**What you have to do**:
Gather every line that includes the word "그리스도의", please.

• • • • •

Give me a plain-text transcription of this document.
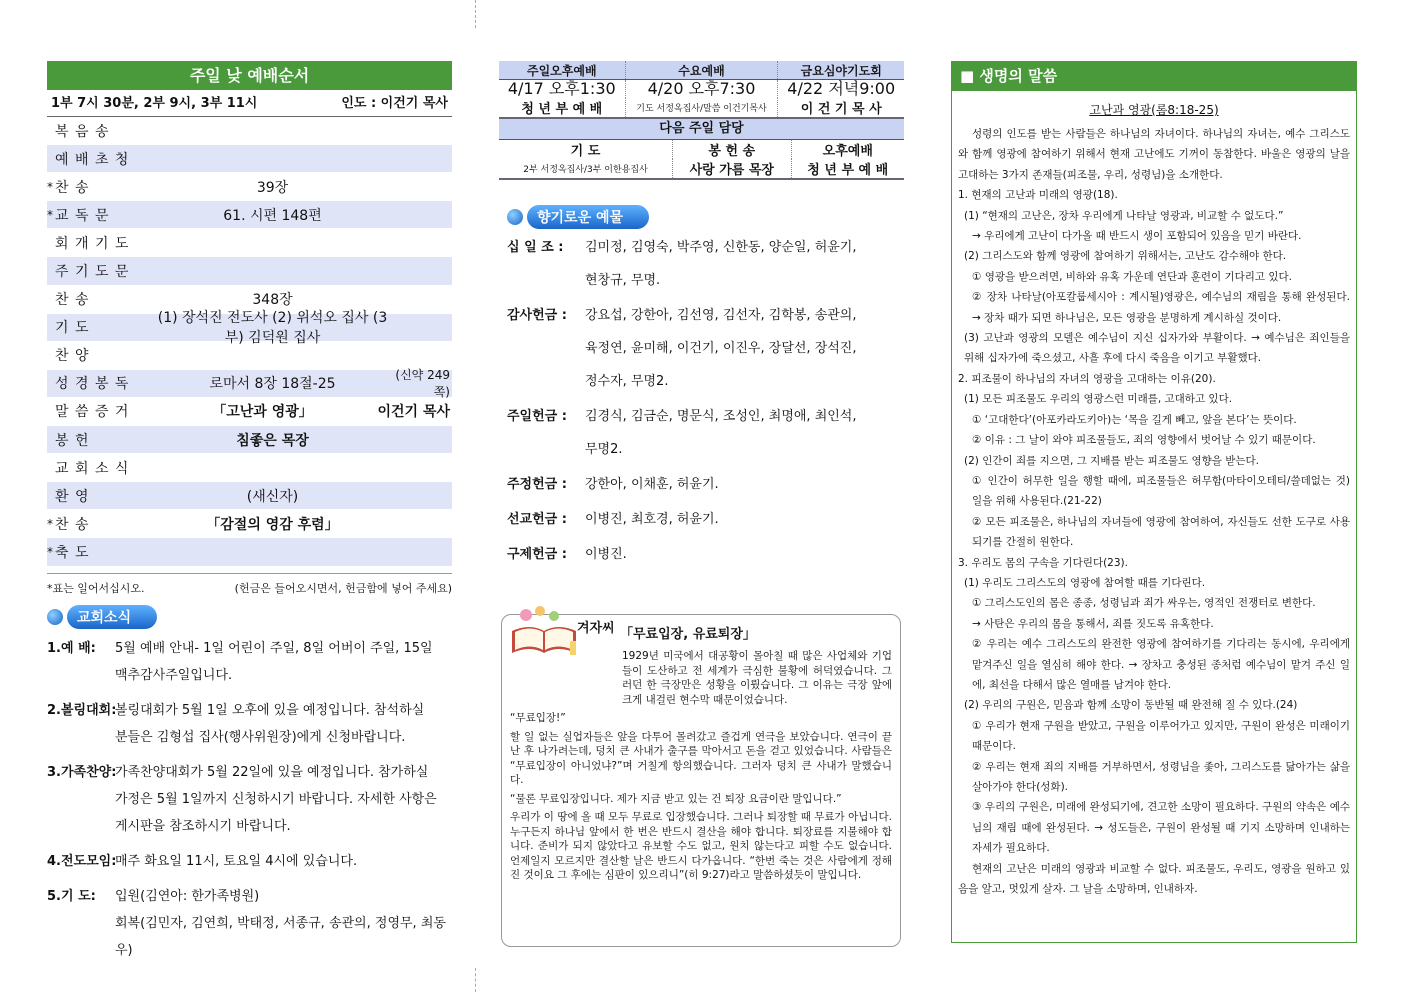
주일 낮 예배순서
1부 7시 30분, 2부 9시, 3부 11시	인도 : 이건기 목사
복 음 송
예 배 초 청
* 찬 송	39장
* 교 독 문	61. 시편 148편
회 개 기 도
주 기 도 문
찬 송	348장
기 도
(1) 장석진 전도사 (2) 위석오 집사 (3부) 김덕원 집사
찬 양
성 경 봉 독	로마서 8장 18절-25
(신약 249쪽)
말 씀 증 거	「고난과 영광」	이건기 목사
봉 헌	침좋은 목장
교 회 소 식
환 영	(새신자)
* 찬 송	「감절의 영감 후렴」
* 축 도
*표는 일어서십시오.	(헌금은 들어오시면서, 헌금함에 넣어 주세요)
교회소식
1.예 배:	5월 예배 안내- 1일 어린이 주일, 8일 어버이 주일, 15일
맥추감사주일입니다.
2.볼링대회:
볼링대회가 5월 1일 오후에 있을 예정입니다. 참석하실
분들은 김형섭 집사(행사위원장)에게 신청바랍니다.
3.가족찬양:
가족찬양대회가 5월 22일에 있을 예정입니다. 참가하실
가정은 5월 1일까지 신청하시기 바랍니다. 자세한 사항은
게시판을 참조하시기 바랍니다.
4.전도모임:
매주 화요일 11시, 토요일 4시에 있습니다.
5.기 도:	입원(김연아: 한가족병원)
회복(김민자, 김연희, 박태정, 서종규, 송관의, 정영무, 최동우)
주일오후예배	수요예배	금요심야기도회
4/17 오후1:30	4/20 오후7:30	4/22 저녁9:00
청 년 부 예 배	기도 서정옥집사/말씀 이건기목사	이 건 기 목 사
다음 주일 담당
기 도	봉 헌 송	오후예배
2부 서정옥집사/3부 이한용집사	사랑 가름 목장	청 년 부 예 배
향기로운 예물
십 일 조 :	김미정, 김영숙, 박주영, 신한동, 양순일, 허윤기,
현창규, 무명.
감사헌금 :	강요섭, 강한아, 김선영, 김선자, 김학봉, 송관의,
육정연, 윤미해, 이건기, 이진우, 장달선, 장석진,
정수자, 무명2.
주일헌금 :	김경식, 김금순, 명문식, 조성인, 최명애, 최인석,
무명2.
주정헌금 :	강한아, 이채훈, 허윤기.
선교헌금 :	이병진, 최호경, 허윤기.
구제헌금 :	이병진.
겨자씨 「무료입장, 유료퇴장」

1929년 미국에서 대공황이 몰아칠 때 많은 사업체와 기업들이 도산하고 전 세계가 극심한 불황에 허덕였습니다. 그러던 한 극장만은 성황을 이뤘습니다. 그 이유는 극장 앞에 크게 내걸린 현수막 때문이었습니다.

“무료입장!”

할 일 없는 실업자들은 앞을 다투어 몰려갔고 즐겁게 연극을 보았습니다. 연극이 끝난 후 나가려는데, 덩치 큰 사내가 출구를 막아서고 돈을 걷고 있었습니다. 사람들은 “무료입장이 아니었냐?”며 거칠게 항의했습니다. 그러자 덩치 큰 사내가 말했습니다.

“물론 무료입장입니다. 제가 지금 받고 있는 건 퇴장 요금이란 말입니다.”

우리가 이 땅에 올 때 모두 무료로 입장했습니다. 그러나 퇴장할 때 무료가 아닙니다. 누구든지 하나님 앞에서 한 번은 반드시 결산을 해야 합니다. 퇴장료를 지불해야 합니다. 준비가 되지 않았다고 유보할 수도 없고, 원치 않는다고 피할 수도 없습니다. 언제일지 모르지만 결산할 날은 반드시 다가옵니다. “한번 죽는 것은 사람에게 정해진 것이요 그 후에는 심판이 있으리니”(히 9:27)라고 말씀하셨듯이 말입니다.

■ 생명의 말씀
고난과 영광(롬8:18-25)

성령의 인도를 받는 사람들은 하나님의 자녀이다. 하나님의 자녀는, 예수 그리스도와 함께 영광에 참여하기 위해서 현재 고난에도 기꺼이 동참한다. 바울은 영광의 날을 고대하는 3가지 존재들(피조물, 우리, 성령님)을 소개한다.

1. 현재의 고난과 미래의 영광(18).

(1) “현재의 고난은, 장차 우리에게 나타날 영광과, 비교할 수 없도다.”

→ 우리에게 고난이 다가올 때 반드시 생이 포함되어 있음을 믿기 바란다.

(2) 그리스도와 함께 영광에 참여하기 위해서는, 고난도 감수해야 한다.

① 영광을 받으려면, 비하와 유혹 가운데 연단과 훈련이 기다리고 있다.

② 장차 나타날(아포칼룹세시아 : 계시될)영광은, 예수님의 재림을 통해 완성된다. → 장차 때가 되면 하나님은, 모든 영광을 분명하게 계시하실 것이다.

(3) 고난과 영광의 모델은 예수님이 지신 십자가와 부활이다. → 예수님은 죄인들을 위해 십자가에 죽으셨고, 사흘 후에 다시 죽음을 이기고 부활했다.

2. 피조물이 하나님의 자녀의 영광을 고대하는 이유(20).

(1) 모든 피조물도 우리의 영광스런 미래를, 고대하고 있다.

① ‘고대한다’(아포카라도키아)는 ‘목을 길게 빼고, 앞을 본다’는 뜻이다.

② 이유 : 그 날이 와야 피조물들도, 죄의 영향에서 벗어날 수 있기 때문이다.

(2) 인간이 죄를 지으면, 그 지배를 받는 피조물도 영향을 받는다.

① 인간이 허무한 일을 행할 때에, 피조물들은 허무함(마타이오테티/쓸데없는 것) 일을 위해 사용된다.(21-22)

② 모든 피조물은, 하나님의 자녀들에 영광에 참여하여, 자신들도 선한 도구로 사용되기를 간절히 원한다.

3. 우리도 몸의 구속을 기다린다(23).

(1) 우리도 그리스도의 영광에 참여할 때를 기다린다.

① 그리스도인의 몸은 종종, 성령님과 죄가 싸우는, 영적인 전쟁터로 변한다.

→ 사탄은 우리의 몸을 통해서, 죄를 짓도록 유혹한다.

② 우리는 예수 그리스도의 완전한 영광에 참여하기를 기다리는 동시에, 우리에게 맡겨주신 일을 열심히 해야 한다. → 장차고 충성된 종처럼 예수님이 맡겨 주신 일에, 최선을 다해서 많은 열매를 남겨야 한다.

(2) 우리의 구원은, 믿음과 함께 소망이 동반될 때 완전해 질 수 있다.(24)

① 우리가 현재 구원을 받았고, 구원을 이루어가고 있지만, 구원이 완성은 미래이기 때문이다.

② 우리는 현재 죄의 지배를 거부하면서, 성령님을 좇아, 그리스도를 닮아가는 삶을 살아가야 한다(성화).

③ 우리의 구원은, 미래에 완성되기에, 견고한 소망이 필요하다. 구원의 약속은 예수님의 재림 때에 완성된다. → 성도들은, 구원이 완성될 때 기지 소망하며 인내하는 자세가 필요하다.

현재의 고난은 미래의 영광과 비교할 수 없다. 피조물도, 우리도, 영광을 원하고 있음을 알고, 멋있게 살자. 그 날을 소망하며, 인내하자.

• • • • •

**Exercise output**:
(1) 우리도 그리스도의 영광에 참여할 때를 기다린다.
② 우리는 예수 그리스도의 완전한 영광에 참여하기를 기다리는 동시에, 우리에게 맡겨주신 일을 열심히 해야 한다. → 장차고 충성된 종처럼 예수님이 맡겨 주신 일에, 최선을 다해서 많은 열매를 남겨야 한다.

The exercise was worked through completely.